─── Listed entries ───

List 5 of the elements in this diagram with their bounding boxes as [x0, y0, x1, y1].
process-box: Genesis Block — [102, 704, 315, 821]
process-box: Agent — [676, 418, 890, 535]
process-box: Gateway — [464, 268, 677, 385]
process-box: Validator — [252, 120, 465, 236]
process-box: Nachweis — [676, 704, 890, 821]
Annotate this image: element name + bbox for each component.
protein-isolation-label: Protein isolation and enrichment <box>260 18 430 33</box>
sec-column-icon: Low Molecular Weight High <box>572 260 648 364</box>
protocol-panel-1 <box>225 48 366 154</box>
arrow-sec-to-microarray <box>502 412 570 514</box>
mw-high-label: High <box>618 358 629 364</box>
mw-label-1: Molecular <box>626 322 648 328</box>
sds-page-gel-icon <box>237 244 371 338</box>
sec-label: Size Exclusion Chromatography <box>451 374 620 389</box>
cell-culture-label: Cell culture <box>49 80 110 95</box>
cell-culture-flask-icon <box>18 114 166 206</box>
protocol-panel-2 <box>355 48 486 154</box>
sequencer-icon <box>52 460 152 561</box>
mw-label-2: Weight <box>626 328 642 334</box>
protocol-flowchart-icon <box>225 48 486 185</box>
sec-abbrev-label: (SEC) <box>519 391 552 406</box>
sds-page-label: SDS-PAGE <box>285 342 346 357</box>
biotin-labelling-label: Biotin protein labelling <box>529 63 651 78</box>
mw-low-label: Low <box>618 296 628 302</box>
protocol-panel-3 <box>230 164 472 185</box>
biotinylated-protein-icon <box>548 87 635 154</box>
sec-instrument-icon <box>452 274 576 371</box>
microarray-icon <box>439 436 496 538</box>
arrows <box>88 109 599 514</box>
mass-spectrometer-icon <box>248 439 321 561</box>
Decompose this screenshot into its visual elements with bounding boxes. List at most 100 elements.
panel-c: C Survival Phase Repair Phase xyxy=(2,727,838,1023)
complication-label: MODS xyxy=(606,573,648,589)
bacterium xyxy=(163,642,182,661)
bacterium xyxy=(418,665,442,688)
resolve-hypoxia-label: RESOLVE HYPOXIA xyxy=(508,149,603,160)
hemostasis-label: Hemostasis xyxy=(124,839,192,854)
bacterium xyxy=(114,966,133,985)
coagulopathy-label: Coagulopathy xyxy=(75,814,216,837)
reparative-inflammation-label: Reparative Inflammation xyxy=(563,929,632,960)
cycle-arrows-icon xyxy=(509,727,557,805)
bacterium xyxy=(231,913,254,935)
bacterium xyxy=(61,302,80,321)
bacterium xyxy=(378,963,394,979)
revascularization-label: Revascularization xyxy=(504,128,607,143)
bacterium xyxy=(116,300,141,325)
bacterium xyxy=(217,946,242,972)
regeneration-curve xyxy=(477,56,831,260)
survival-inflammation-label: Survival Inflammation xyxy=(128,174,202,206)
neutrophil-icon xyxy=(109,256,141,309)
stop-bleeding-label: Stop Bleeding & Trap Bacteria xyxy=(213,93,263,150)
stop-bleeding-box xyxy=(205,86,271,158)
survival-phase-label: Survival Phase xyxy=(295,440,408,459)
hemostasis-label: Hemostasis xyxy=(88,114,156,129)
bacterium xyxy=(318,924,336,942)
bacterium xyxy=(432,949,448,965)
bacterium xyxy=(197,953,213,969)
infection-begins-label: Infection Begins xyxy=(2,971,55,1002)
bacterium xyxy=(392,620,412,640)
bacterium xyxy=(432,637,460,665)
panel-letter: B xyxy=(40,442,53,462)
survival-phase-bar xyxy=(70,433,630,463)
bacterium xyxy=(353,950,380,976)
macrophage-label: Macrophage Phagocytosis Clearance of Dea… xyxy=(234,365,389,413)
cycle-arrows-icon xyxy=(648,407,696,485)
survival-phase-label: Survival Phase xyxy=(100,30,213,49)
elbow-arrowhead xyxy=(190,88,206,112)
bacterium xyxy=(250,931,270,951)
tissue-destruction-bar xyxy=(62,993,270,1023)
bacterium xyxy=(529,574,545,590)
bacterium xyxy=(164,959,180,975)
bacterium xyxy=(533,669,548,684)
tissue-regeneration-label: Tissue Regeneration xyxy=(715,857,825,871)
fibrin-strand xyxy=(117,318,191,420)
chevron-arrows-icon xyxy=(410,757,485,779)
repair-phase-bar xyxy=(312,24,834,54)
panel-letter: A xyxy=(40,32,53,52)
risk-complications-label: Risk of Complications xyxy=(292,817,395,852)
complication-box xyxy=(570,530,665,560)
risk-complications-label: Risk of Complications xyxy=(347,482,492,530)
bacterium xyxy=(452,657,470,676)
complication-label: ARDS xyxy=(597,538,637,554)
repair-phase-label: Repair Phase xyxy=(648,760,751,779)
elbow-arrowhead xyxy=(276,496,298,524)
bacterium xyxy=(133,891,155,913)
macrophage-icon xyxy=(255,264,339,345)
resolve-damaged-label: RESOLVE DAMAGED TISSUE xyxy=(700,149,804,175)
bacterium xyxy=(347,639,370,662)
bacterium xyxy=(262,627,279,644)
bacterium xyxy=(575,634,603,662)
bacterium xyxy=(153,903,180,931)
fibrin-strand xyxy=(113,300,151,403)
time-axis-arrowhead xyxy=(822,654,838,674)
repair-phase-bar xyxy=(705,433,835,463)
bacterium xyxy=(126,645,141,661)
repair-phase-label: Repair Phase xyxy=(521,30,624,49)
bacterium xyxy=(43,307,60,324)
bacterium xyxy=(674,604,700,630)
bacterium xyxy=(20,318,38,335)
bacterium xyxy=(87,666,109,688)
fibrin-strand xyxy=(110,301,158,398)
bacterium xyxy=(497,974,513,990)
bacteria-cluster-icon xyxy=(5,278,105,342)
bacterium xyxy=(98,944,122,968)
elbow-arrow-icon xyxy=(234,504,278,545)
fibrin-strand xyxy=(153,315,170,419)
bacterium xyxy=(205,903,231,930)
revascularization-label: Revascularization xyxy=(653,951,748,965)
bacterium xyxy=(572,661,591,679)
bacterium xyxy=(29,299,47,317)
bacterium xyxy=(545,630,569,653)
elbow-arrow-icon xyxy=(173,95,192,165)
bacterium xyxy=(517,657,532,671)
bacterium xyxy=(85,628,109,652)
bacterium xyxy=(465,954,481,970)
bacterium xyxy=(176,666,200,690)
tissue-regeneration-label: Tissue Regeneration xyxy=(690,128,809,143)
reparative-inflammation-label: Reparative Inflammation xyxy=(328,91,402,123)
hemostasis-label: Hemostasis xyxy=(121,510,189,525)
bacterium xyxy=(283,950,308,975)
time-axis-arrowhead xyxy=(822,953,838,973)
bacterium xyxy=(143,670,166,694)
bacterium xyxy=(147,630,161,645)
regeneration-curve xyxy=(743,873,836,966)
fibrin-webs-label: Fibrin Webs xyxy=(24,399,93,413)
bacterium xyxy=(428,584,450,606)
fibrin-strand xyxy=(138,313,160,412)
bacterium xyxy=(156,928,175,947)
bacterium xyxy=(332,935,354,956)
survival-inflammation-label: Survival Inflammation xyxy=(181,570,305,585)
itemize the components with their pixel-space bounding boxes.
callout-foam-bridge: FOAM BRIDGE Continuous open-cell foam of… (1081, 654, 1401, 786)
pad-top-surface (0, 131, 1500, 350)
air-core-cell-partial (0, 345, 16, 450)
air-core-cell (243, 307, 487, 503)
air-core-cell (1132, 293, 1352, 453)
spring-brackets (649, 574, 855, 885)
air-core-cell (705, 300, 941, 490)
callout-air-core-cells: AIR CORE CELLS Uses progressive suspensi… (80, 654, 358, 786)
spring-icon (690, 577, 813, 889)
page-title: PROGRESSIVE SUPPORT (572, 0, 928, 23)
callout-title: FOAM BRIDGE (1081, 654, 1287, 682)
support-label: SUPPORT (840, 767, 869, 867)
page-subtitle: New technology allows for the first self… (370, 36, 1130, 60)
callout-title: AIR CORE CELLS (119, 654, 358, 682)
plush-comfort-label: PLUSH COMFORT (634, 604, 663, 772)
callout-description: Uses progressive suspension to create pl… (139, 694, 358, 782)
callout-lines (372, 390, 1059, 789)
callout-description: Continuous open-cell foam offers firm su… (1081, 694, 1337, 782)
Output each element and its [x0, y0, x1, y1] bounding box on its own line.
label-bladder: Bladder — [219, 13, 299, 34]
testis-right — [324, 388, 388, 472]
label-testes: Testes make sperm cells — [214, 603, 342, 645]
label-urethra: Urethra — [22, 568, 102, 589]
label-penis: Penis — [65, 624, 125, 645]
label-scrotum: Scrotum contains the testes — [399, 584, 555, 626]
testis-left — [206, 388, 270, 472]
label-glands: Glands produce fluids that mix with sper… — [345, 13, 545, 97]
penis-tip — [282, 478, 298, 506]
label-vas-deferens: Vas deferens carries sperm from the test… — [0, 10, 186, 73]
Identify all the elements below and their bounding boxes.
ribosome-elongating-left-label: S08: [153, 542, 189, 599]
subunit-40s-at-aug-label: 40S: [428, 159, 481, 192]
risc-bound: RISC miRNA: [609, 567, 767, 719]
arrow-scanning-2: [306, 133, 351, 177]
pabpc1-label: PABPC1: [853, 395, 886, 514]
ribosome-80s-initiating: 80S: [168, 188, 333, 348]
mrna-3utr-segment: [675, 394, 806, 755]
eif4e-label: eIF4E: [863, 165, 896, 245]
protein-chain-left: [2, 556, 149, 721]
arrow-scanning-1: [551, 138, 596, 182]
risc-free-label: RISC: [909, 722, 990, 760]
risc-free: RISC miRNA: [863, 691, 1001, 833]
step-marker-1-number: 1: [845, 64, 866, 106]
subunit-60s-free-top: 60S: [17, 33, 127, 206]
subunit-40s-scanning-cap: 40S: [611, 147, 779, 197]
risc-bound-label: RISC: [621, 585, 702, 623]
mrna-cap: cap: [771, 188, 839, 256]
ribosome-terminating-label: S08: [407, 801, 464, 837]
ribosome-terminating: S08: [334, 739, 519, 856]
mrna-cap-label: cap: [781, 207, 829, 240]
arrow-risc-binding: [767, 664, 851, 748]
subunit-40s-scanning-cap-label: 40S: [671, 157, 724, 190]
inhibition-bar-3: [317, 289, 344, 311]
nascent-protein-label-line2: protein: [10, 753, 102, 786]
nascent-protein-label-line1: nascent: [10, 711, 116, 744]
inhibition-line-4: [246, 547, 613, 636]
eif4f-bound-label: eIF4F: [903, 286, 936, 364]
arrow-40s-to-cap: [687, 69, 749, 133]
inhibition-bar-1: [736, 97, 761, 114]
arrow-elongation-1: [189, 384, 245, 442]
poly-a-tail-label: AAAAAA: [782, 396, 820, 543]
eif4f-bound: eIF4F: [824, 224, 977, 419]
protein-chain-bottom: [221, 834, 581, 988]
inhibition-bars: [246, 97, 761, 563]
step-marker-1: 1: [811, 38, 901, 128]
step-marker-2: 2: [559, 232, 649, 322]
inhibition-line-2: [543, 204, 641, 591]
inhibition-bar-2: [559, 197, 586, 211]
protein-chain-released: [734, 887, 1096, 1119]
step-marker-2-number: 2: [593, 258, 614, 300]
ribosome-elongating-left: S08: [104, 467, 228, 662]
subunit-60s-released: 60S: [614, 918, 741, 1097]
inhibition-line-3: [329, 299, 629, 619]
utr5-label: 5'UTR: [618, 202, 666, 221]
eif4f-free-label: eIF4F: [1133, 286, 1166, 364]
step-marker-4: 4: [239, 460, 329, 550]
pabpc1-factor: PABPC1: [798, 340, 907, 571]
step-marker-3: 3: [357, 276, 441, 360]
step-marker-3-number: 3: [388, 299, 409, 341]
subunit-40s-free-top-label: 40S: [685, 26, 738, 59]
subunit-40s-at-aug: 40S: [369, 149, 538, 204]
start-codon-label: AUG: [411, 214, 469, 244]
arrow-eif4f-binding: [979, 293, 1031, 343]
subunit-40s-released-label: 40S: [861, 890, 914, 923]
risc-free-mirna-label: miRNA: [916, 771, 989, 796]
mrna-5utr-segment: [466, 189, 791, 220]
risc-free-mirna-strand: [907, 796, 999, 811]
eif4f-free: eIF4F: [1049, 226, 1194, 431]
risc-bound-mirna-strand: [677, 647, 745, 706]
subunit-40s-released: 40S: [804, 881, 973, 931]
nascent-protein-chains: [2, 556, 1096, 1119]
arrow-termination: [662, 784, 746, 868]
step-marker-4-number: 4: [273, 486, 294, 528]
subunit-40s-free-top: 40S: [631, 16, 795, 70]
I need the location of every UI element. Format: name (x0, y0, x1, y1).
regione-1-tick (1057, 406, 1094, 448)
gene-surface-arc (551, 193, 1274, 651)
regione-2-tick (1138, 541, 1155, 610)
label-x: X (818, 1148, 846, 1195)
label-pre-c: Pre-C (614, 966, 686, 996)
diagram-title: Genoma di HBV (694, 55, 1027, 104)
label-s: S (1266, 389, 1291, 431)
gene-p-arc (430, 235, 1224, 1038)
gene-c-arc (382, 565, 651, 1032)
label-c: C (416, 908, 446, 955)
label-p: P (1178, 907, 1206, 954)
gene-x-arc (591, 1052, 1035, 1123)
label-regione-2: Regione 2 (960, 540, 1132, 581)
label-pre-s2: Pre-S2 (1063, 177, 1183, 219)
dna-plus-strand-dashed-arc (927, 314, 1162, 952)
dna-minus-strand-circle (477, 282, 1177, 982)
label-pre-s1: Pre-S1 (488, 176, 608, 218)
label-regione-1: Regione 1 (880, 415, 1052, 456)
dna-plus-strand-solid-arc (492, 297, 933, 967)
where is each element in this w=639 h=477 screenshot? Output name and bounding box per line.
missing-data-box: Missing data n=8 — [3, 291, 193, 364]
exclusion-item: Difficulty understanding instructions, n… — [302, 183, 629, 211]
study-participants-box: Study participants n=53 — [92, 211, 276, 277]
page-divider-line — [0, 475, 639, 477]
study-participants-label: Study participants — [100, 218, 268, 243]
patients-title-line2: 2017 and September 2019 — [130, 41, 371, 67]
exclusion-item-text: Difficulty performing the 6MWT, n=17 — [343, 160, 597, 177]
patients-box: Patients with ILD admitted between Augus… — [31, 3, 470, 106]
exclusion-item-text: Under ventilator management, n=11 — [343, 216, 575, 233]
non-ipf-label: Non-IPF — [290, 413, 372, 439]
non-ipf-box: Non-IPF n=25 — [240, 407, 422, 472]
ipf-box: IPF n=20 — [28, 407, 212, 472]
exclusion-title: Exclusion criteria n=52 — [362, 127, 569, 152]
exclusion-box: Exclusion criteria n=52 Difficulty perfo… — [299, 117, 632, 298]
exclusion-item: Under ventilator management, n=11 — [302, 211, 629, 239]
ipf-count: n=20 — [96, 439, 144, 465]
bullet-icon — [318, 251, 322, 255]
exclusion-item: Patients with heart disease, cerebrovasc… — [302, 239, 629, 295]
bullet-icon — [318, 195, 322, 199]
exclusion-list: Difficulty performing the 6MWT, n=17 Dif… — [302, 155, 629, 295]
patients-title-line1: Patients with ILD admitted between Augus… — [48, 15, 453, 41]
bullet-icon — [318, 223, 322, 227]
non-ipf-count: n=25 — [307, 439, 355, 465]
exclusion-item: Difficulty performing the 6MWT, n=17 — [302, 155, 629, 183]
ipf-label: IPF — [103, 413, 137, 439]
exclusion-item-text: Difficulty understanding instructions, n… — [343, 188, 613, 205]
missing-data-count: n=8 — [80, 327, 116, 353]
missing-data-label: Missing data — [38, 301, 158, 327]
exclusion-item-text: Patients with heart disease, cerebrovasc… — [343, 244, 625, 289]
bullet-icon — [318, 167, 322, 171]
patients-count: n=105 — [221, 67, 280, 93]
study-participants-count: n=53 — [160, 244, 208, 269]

───

**The task**. If a line in the records above contains the string "Risk", copy that line out.

**Reply**.
risk-complications-label: Risk of Complications xyxy=(292,817,395,852)
risk-complications-label: Risk of Complications xyxy=(347,482,492,530)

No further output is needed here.